Dataset items:

● ● ● ●

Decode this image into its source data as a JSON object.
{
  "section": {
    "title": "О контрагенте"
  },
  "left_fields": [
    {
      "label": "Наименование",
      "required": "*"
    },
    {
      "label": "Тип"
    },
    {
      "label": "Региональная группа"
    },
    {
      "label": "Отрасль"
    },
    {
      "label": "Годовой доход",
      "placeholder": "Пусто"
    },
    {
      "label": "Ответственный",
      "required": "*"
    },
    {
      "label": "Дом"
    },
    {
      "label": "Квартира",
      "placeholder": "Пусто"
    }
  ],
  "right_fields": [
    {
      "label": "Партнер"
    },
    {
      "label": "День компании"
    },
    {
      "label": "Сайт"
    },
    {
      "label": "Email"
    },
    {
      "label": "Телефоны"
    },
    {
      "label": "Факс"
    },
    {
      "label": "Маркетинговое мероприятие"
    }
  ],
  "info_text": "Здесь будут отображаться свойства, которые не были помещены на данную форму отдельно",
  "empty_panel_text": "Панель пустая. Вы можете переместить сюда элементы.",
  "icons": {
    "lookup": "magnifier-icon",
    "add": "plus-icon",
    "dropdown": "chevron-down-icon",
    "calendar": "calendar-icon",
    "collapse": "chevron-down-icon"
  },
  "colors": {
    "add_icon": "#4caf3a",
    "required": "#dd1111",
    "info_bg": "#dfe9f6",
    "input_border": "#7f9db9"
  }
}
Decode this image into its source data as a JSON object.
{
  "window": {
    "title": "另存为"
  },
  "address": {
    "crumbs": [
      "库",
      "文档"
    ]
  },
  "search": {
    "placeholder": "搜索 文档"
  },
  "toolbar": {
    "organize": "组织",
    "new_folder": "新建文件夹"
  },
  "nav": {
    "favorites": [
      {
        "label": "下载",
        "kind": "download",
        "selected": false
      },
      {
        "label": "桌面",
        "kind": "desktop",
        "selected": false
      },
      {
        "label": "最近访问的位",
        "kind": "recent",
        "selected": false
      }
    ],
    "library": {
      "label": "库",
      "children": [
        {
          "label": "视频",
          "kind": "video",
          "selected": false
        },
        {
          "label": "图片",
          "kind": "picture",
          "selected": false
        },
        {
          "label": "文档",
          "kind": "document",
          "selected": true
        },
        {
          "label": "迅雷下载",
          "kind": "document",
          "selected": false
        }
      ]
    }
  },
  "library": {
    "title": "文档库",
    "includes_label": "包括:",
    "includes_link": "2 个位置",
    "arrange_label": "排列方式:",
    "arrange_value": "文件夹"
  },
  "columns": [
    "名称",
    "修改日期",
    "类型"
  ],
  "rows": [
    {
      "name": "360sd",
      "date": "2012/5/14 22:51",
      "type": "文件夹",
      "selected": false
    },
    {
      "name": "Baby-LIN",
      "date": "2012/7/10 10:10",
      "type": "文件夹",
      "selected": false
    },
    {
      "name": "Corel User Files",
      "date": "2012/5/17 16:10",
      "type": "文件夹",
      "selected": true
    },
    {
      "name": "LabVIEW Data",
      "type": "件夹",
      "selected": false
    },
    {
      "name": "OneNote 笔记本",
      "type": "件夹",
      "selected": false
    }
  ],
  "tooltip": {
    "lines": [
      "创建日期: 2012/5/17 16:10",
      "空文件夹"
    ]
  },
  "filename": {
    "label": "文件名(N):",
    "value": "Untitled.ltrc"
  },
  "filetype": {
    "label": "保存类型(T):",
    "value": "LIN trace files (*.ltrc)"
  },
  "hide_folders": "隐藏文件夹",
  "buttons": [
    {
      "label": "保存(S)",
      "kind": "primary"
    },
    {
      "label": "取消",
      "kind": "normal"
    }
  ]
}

● ● ● ●

Your task is to gather all lines from the entries above that hold the word "chevron".

Reply:
    "dropdown": "chevron-down-icon",
    "collapse": "chevron-down-icon"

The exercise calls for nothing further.